Return each line of the records with nothing changed, pictures excepted.

[Lines of data]

···

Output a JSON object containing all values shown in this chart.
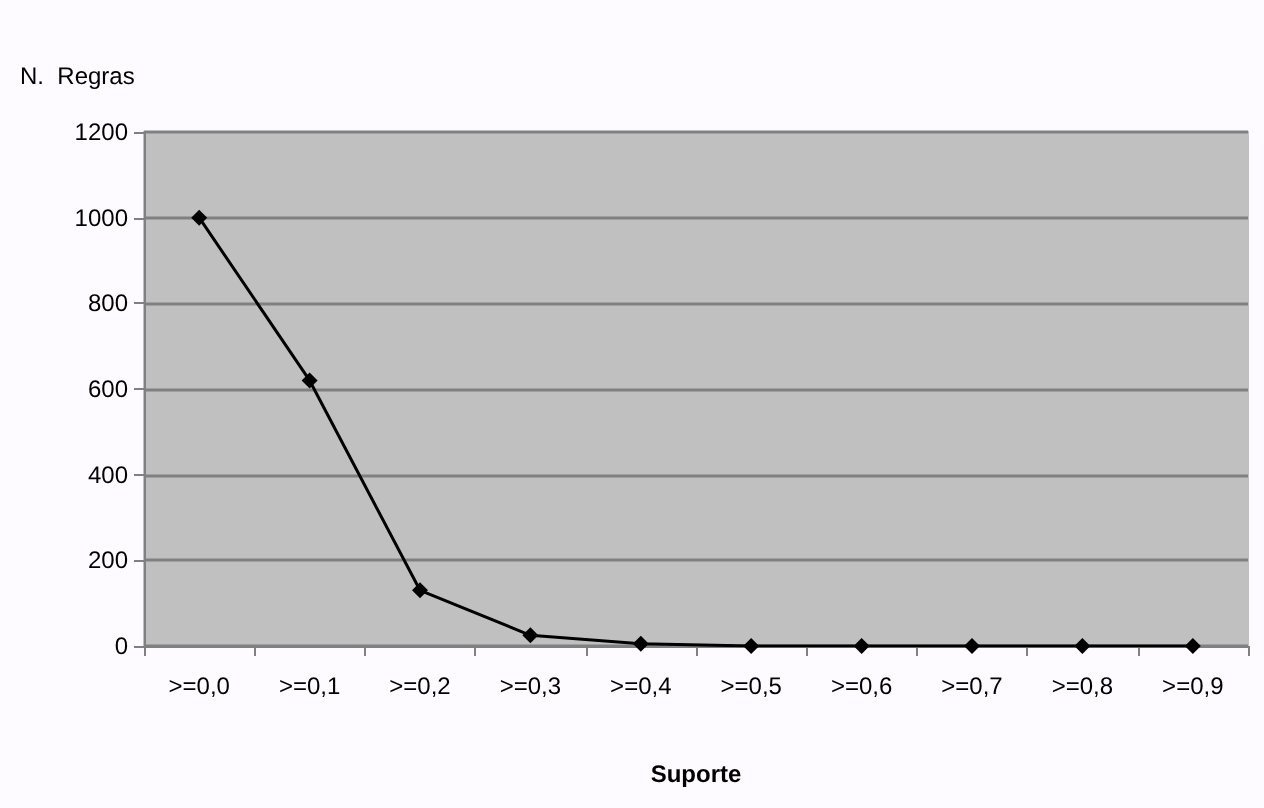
{
  "chart_data": {
    "type": "line",
    "xlabel": "Suporte",
    "ylabel": "N.  Regras",
    "categories": [
      ">=0,0",
      ">=0,1",
      ">=0,2",
      ">=0,3",
      ">=0,4",
      ">=0,5",
      ">=0,6",
      ">=0,7",
      ">=0,8",
      ">=0,9"
    ],
    "values": [
      1000,
      620,
      130,
      25,
      5,
      0,
      0,
      0,
      0,
      0
    ],
    "color": "#000000",
    "ylim": [
      0,
      1200
    ],
    "yticks": [
      0,
      200,
      400,
      600,
      800,
      1000,
      1200
    ],
    "grid": "y",
    "marker": "diamond",
    "line_style": "solid"
  }
}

···

TASK RESULT =
Output a JSON object containing all values shown in this chart.
{
  "chart_data": {
    "type": "line",
    "xlabel": "Suporte",
    "ylabel": "N.  Regras",
    "categories": [
      ">=0,0",
      ">=0,1",
      ">=0,2",
      ">=0,3",
      ">=0,4",
      ">=0,5",
      ">=0,6",
      ">=0,7",
      ">=0,8",
      ">=0,9"
    ],
    "values": [
      1000,
      620,
      130,
      25,
      5,
      0,
      0,
      0,
      0,
      0
    ],
    "color": "#000000",
    "ylim": [
      0,
      1200
    ],
    "yticks": [
      0,
      200,
      400,
      600,
      800,
      1000,
      1200
    ],
    "grid": "y",
    "marker": "diamond",
    "line_style": "solid"
  }
}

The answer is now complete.